Data entries for graphics
+===+
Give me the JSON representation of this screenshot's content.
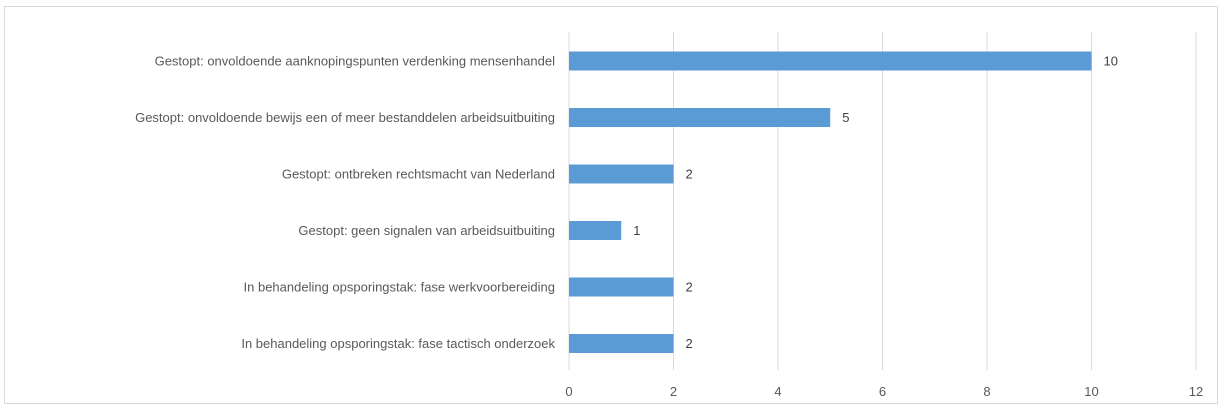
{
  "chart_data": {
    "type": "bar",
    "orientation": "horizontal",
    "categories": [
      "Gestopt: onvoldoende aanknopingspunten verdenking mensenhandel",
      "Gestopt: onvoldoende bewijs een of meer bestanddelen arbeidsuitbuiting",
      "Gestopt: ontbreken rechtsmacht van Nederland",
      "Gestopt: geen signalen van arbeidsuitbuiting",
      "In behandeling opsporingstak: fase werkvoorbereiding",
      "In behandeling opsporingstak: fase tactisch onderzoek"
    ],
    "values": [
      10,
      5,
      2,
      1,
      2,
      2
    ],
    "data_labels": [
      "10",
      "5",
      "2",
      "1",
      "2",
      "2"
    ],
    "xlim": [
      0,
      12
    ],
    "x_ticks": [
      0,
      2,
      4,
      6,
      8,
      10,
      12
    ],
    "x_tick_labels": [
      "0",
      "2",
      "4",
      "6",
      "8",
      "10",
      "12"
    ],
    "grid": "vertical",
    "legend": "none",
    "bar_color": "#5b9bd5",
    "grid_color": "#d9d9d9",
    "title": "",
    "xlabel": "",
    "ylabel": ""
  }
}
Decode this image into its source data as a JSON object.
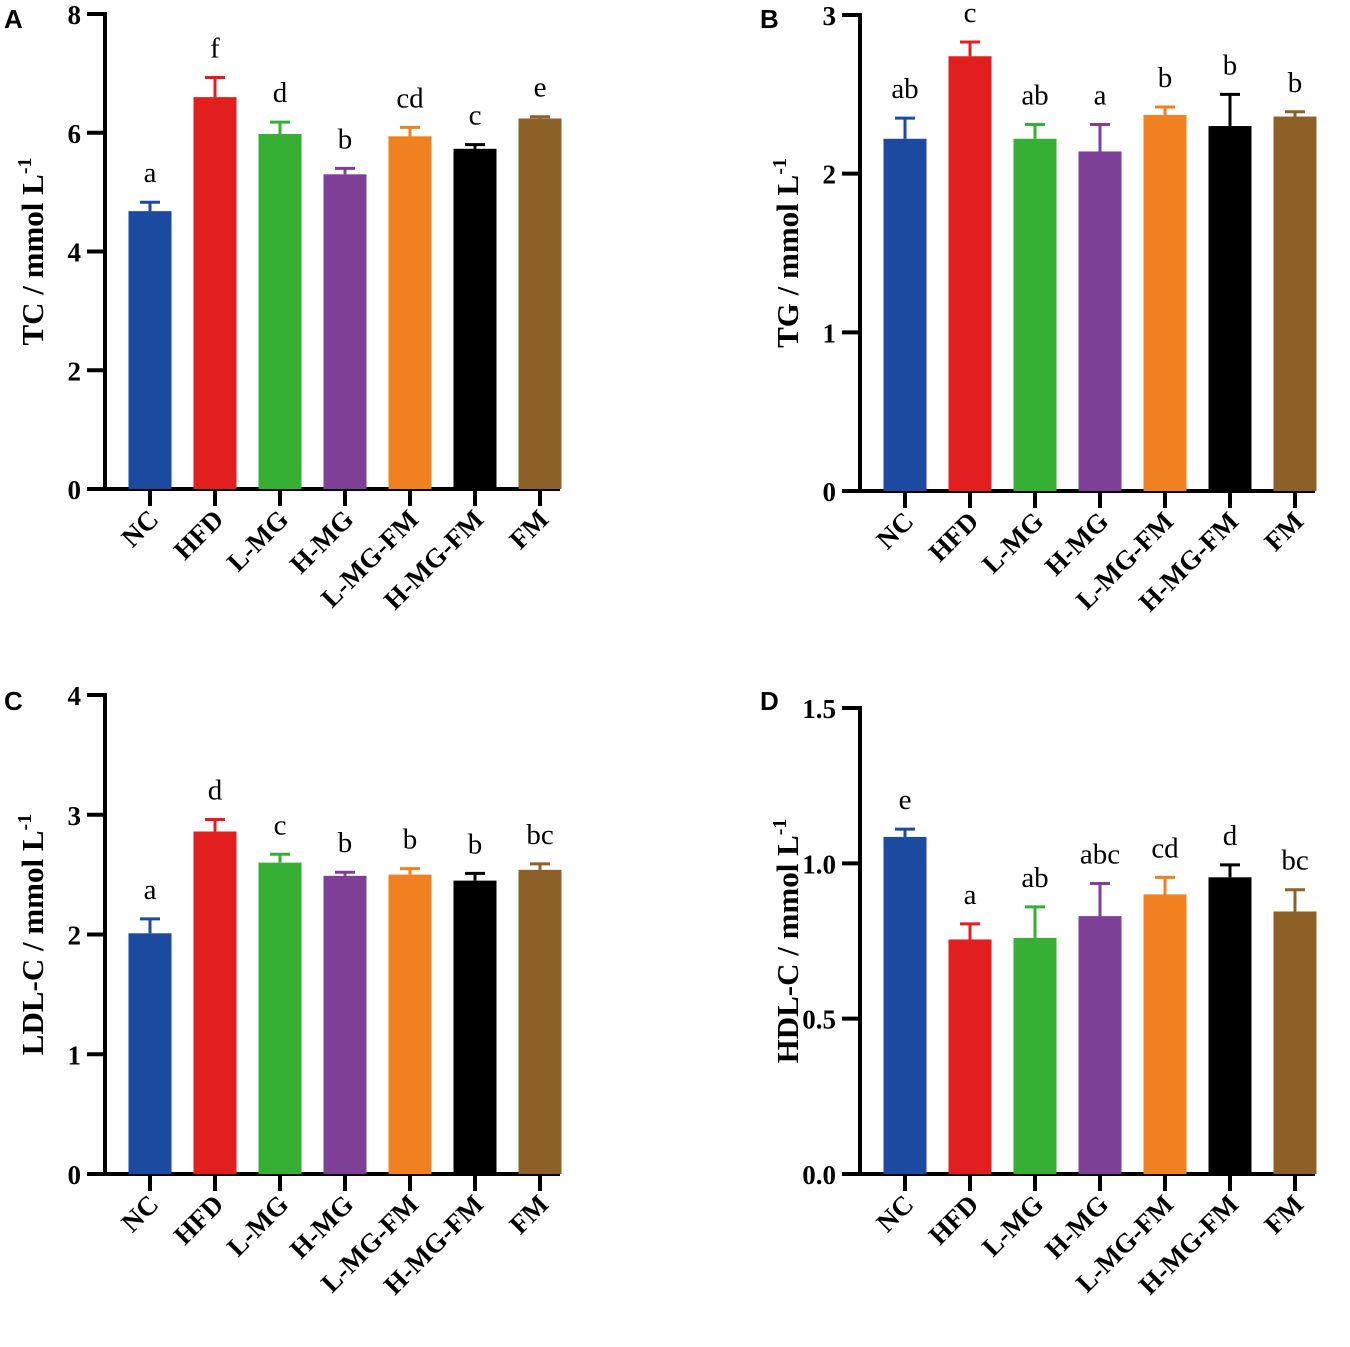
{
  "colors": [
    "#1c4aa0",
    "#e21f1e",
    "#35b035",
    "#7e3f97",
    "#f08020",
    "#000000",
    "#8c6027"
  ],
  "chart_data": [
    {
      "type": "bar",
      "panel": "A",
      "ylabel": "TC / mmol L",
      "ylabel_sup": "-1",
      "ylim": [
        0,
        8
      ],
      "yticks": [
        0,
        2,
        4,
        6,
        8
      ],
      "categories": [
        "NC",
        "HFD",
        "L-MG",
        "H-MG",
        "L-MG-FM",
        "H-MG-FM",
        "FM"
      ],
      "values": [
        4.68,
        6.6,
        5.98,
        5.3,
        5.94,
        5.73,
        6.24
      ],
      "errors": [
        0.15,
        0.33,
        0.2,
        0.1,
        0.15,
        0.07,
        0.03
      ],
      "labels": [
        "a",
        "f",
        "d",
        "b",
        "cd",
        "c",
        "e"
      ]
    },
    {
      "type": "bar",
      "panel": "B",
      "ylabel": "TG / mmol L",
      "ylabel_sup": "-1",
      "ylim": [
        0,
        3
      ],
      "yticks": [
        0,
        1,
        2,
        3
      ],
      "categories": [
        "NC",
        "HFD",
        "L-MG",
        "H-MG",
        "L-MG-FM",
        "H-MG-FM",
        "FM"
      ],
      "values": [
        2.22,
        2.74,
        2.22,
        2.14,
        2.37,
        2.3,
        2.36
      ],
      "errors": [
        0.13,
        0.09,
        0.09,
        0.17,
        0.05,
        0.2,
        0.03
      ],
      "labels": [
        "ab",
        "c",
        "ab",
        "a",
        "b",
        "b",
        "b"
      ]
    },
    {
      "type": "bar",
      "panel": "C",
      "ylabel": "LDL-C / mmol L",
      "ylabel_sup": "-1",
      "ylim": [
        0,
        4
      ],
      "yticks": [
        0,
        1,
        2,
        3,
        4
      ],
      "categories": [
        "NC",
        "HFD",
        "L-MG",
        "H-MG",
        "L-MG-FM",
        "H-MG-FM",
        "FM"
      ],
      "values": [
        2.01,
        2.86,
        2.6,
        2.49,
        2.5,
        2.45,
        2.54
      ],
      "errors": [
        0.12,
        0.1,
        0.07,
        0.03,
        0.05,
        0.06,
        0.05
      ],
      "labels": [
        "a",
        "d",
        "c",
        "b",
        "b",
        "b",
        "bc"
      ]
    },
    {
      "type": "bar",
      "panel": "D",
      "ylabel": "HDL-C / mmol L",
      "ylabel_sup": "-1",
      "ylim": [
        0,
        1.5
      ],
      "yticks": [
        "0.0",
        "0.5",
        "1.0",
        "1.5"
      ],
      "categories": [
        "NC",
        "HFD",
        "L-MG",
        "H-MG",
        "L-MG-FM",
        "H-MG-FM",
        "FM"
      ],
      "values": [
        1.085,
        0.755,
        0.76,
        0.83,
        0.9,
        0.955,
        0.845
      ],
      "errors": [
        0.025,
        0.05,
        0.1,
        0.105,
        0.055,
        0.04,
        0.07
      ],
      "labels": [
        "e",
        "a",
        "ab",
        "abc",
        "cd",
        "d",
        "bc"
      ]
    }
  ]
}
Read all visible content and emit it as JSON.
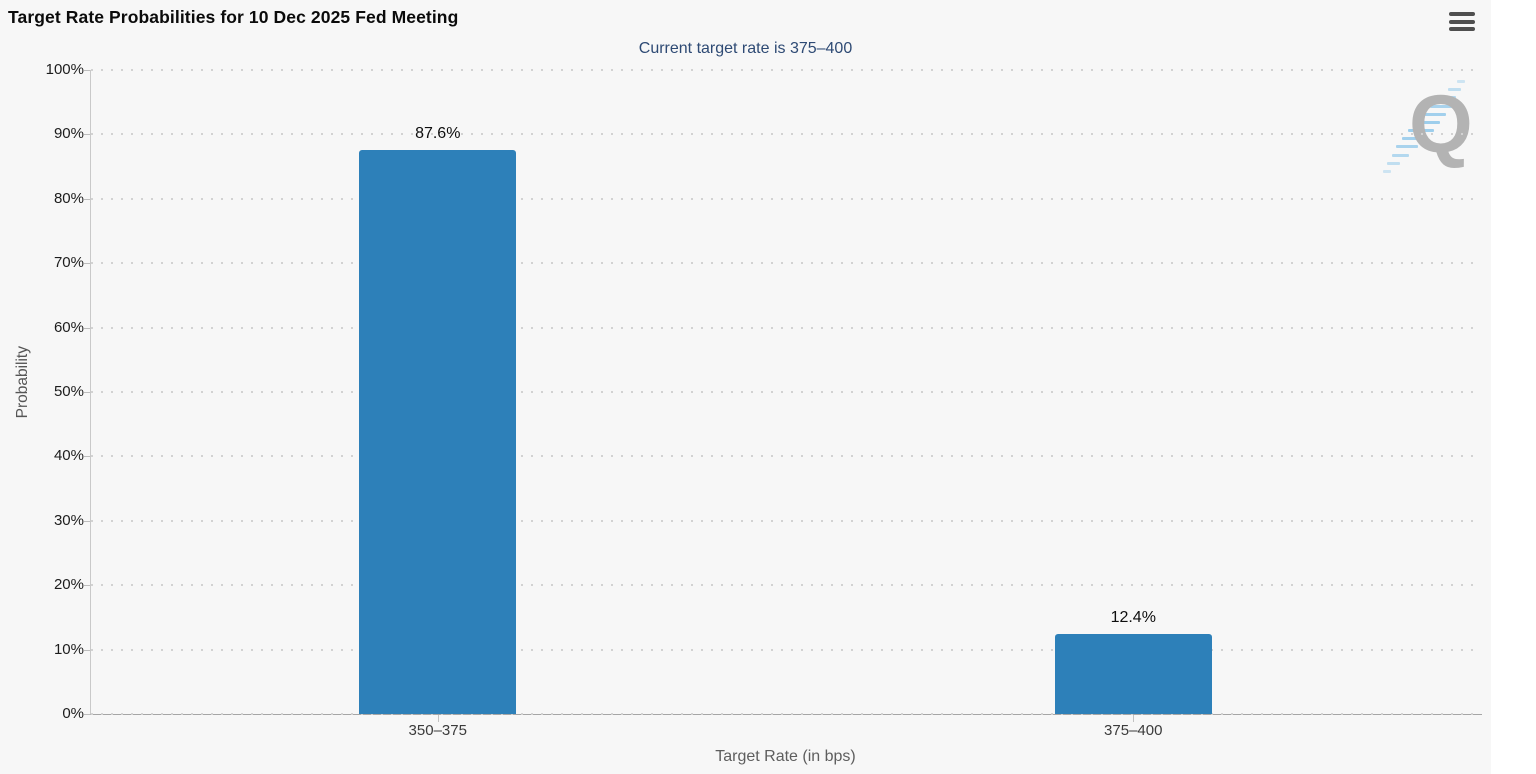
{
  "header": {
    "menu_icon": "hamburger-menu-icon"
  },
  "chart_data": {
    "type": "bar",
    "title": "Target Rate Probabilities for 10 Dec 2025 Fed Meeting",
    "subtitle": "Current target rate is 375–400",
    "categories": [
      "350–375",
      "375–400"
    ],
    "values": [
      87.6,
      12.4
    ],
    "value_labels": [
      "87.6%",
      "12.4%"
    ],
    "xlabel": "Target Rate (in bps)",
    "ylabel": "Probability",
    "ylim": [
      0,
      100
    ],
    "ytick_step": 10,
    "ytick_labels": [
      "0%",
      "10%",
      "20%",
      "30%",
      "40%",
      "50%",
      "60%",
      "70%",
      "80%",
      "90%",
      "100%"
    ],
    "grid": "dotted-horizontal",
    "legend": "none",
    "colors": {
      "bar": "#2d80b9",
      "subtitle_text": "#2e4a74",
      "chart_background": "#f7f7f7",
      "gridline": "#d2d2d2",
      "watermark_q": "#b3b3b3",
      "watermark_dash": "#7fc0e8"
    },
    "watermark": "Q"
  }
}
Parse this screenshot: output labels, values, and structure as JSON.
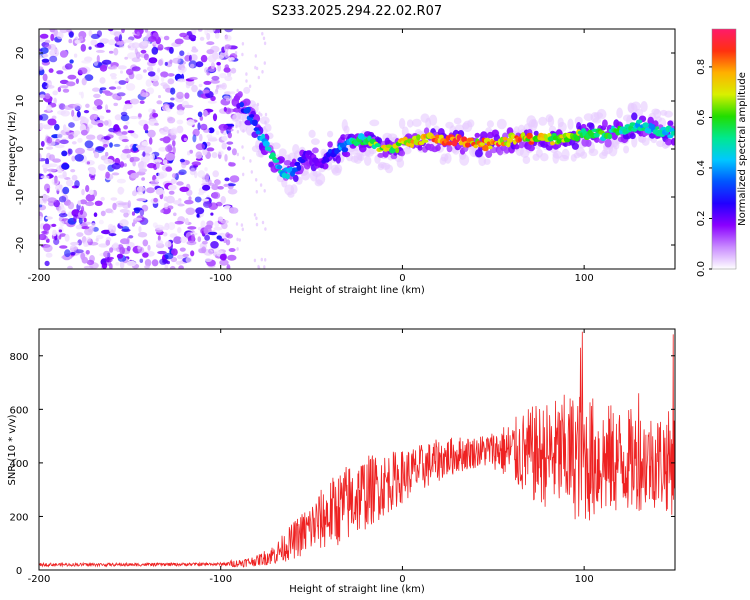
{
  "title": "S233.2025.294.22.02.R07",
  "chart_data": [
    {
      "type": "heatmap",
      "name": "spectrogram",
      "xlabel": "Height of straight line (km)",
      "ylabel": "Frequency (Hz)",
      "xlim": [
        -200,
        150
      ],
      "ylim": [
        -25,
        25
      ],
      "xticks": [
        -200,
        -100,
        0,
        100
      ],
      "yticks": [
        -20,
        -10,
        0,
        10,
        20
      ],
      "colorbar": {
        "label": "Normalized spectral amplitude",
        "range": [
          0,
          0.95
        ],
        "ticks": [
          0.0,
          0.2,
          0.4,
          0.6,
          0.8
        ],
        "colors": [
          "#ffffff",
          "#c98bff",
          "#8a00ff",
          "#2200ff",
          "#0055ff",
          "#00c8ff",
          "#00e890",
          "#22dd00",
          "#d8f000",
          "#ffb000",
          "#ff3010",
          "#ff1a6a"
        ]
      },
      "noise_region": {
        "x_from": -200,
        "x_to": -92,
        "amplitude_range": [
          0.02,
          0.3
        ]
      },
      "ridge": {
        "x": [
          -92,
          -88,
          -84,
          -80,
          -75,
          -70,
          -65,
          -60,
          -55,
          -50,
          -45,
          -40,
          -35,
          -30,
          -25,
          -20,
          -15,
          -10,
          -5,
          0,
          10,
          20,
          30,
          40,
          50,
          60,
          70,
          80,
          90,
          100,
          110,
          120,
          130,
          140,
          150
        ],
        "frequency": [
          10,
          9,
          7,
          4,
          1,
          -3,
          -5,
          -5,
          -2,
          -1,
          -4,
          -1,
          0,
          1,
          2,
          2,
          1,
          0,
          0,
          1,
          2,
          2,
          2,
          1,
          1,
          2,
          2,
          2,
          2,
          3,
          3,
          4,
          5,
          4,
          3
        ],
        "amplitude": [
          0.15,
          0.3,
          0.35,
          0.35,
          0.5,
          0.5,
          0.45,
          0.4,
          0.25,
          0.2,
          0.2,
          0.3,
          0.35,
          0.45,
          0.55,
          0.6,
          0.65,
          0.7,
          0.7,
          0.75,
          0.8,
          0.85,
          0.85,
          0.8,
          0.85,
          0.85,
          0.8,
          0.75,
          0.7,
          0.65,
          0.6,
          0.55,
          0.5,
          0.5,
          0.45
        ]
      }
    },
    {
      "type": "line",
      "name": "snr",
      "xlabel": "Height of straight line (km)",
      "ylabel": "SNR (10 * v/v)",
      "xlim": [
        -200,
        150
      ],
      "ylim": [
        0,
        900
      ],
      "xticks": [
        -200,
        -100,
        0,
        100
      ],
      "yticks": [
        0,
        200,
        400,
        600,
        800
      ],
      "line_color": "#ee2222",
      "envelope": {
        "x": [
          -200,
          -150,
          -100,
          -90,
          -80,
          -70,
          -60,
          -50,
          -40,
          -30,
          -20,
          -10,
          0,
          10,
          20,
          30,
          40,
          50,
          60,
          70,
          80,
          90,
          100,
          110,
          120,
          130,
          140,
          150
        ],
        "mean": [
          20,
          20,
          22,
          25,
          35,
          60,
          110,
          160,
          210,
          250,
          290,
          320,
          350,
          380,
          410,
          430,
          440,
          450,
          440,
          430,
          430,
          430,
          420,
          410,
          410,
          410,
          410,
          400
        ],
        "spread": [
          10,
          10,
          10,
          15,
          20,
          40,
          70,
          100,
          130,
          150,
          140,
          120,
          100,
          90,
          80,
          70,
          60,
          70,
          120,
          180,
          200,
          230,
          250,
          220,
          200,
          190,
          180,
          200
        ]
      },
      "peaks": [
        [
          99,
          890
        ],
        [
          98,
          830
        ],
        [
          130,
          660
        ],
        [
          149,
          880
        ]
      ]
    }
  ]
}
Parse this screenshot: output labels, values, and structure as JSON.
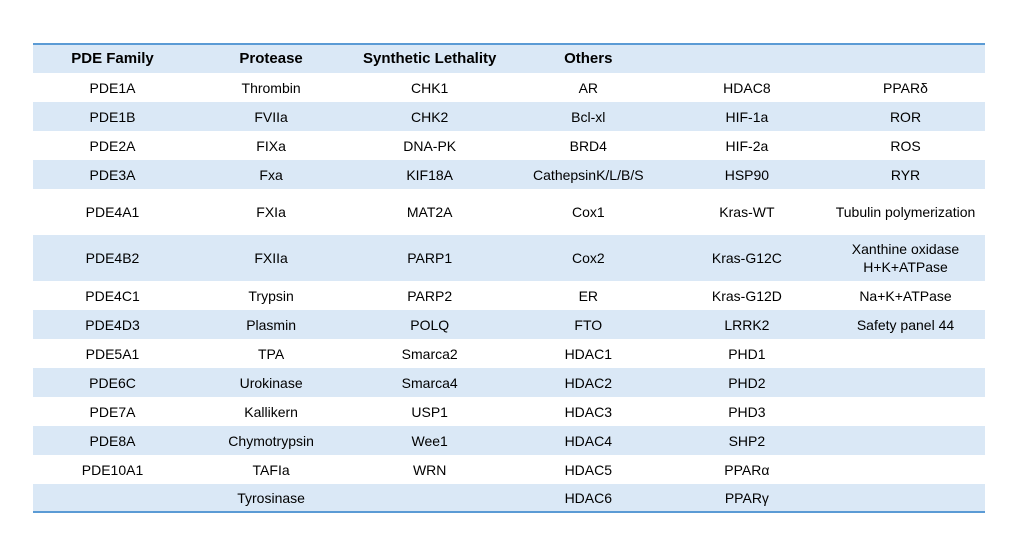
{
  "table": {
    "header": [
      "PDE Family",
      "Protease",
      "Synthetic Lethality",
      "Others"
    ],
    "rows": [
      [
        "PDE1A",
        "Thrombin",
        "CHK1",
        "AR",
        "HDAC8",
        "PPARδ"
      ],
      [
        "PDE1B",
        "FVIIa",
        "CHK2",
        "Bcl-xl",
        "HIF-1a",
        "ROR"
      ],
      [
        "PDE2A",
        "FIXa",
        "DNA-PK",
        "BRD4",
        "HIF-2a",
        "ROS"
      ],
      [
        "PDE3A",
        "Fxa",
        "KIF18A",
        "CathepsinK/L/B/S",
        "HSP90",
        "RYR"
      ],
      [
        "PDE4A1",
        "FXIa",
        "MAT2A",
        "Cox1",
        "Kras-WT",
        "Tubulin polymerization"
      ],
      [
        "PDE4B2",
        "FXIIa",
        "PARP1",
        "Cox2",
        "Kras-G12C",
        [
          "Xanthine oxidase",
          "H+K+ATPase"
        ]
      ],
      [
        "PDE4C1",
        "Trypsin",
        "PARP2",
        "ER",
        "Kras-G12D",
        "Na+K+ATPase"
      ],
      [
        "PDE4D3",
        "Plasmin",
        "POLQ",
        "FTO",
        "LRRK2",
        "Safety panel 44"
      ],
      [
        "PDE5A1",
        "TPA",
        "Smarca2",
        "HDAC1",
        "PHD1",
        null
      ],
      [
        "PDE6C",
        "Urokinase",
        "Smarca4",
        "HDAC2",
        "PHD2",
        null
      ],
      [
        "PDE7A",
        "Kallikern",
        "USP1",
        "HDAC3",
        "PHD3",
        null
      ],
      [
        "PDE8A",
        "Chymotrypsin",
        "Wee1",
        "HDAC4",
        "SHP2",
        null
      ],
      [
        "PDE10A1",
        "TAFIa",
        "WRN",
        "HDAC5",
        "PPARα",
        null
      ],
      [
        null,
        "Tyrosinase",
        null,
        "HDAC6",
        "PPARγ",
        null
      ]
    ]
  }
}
+===+
• **GIVEN PROBLEM**: Report each line in the data that holds the word "onvoldoende".

• **FINAL ANSWER**:
      "Gestopt: onvoldoende aanknopingspunten verdenking mensenhandel",
      "Gestopt: onvoldoende bewijs een of meer bestanddelen arbeidsuitbuiting",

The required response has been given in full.